DO THIS: Transcribe the listing that follows in full, omitting pictures.

↓

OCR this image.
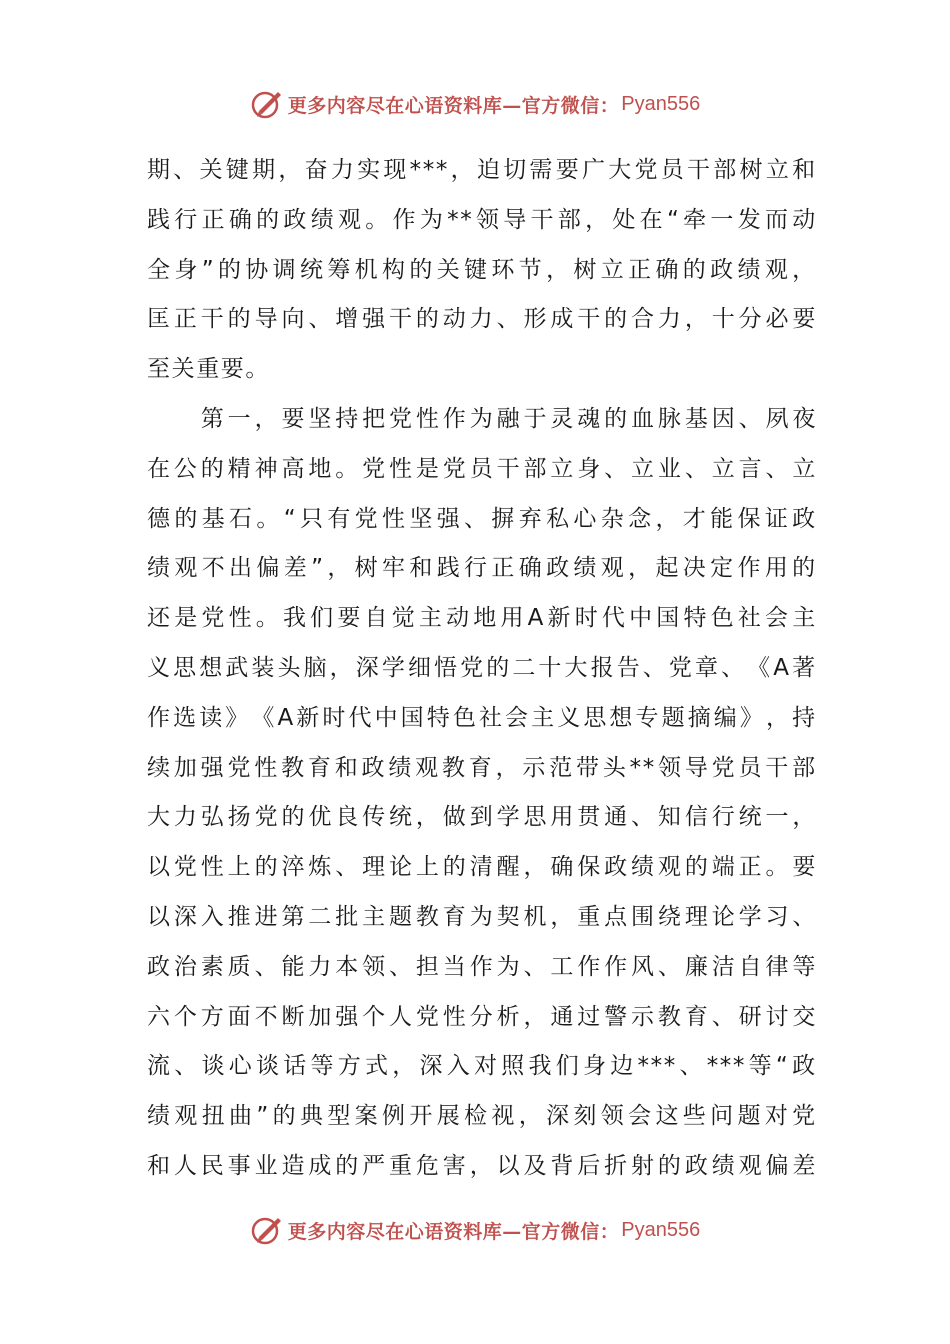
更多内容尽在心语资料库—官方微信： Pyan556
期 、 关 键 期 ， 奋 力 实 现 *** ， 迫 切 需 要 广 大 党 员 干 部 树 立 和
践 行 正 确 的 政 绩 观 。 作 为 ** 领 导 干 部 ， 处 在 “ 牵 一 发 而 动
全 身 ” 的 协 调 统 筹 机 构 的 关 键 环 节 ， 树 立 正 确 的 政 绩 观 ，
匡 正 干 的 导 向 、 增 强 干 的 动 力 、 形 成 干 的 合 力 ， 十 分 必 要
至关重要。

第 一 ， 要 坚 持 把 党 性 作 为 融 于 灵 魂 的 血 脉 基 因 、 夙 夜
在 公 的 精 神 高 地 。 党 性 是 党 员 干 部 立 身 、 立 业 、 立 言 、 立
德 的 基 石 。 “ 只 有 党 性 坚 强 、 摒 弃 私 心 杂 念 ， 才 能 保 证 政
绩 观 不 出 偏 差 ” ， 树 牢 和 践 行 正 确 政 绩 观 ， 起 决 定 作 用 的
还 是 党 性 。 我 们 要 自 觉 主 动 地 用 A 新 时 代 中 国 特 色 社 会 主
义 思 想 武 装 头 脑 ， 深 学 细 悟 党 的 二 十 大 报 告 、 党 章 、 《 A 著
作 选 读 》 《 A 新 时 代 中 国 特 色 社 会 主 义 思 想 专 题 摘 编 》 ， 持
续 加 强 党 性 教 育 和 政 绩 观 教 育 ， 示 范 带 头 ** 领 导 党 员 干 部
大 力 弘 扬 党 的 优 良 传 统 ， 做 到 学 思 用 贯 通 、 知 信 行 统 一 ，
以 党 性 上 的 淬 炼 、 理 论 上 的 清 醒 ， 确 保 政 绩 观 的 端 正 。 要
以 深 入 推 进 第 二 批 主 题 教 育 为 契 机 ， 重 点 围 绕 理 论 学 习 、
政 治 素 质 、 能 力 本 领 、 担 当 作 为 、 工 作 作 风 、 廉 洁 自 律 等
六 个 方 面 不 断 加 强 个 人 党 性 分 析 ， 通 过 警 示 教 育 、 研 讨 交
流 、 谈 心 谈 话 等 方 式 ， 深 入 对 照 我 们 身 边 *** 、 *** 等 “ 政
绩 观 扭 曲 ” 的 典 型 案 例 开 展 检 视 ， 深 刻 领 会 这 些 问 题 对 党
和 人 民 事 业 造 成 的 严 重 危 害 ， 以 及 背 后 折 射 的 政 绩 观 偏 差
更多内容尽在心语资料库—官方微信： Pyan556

↑

SOLUTION FOR THIS PROBLEM:
OCR this image.
更多内容尽在心语资料库—官方微信： Pyan556
期 、 关 键 期 ， 奋 力 实 现 *** ， 迫 切 需 要 广 大 党 员 干 部 树 立 和
践 行 正 确 的 政 绩 观 。 作 为 ** 领 导 干 部 ， 处 在 “ 牵 一 发 而 动
全 身 ” 的 协 调 统 筹 机 构 的 关 键 环 节 ， 树 立 正 确 的 政 绩 观 ，
匡 正 干 的 导 向 、 增 强 干 的 动 力 、 形 成 干 的 合 力 ， 十 分 必 要
至关重要。

第 一 ， 要 坚 持 把 党 性 作 为 融 于 灵 魂 的 血 脉 基 因 、 夙 夜
在 公 的 精 神 高 地 。 党 性 是 党 员 干 部 立 身 、 立 业 、 立 言 、 立
德 的 基 石 。 “ 只 有 党 性 坚 强 、 摒 弃 私 心 杂 念 ， 才 能 保 证 政
绩 观 不 出 偏 差 ” ， 树 牢 和 践 行 正 确 政 绩 观 ， 起 决 定 作 用 的
还 是 党 性 。 我 们 要 自 觉 主 动 地 用 A 新 时 代 中 国 特 色 社 会 主
义 思 想 武 装 头 脑 ， 深 学 细 悟 党 的 二 十 大 报 告 、 党 章 、 《 A 著
作 选 读 》 《 A 新 时 代 中 国 特 色 社 会 主 义 思 想 专 题 摘 编 》 ， 持
续 加 强 党 性 教 育 和 政 绩 观 教 育 ， 示 范 带 头 ** 领 导 党 员 干 部
大 力 弘 扬 党 的 优 良 传 统 ， 做 到 学 思 用 贯 通 、 知 信 行 统 一 ，
以 党 性 上 的 淬 炼 、 理 论 上 的 清 醒 ， 确 保 政 绩 观 的 端 正 。 要
以 深 入 推 进 第 二 批 主 题 教 育 为 契 机 ， 重 点 围 绕 理 论 学 习 、
政 治 素 质 、 能 力 本 领 、 担 当 作 为 、 工 作 作 风 、 廉 洁 自 律 等
六 个 方 面 不 断 加 强 个 人 党 性 分 析 ， 通 过 警 示 教 育 、 研 讨 交
流 、 谈 心 谈 话 等 方 式 ， 深 入 对 照 我 们 身 边 *** 、 *** 等 “ 政
绩 观 扭 曲 ” 的 典 型 案 例 开 展 检 视 ， 深 刻 领 会 这 些 问 题 对 党
和 人 民 事 业 造 成 的 严 重 危 害 ， 以 及 背 后 折 射 的 政 绩 观 偏 差
更多内容尽在心语资料库—官方微信： Pyan556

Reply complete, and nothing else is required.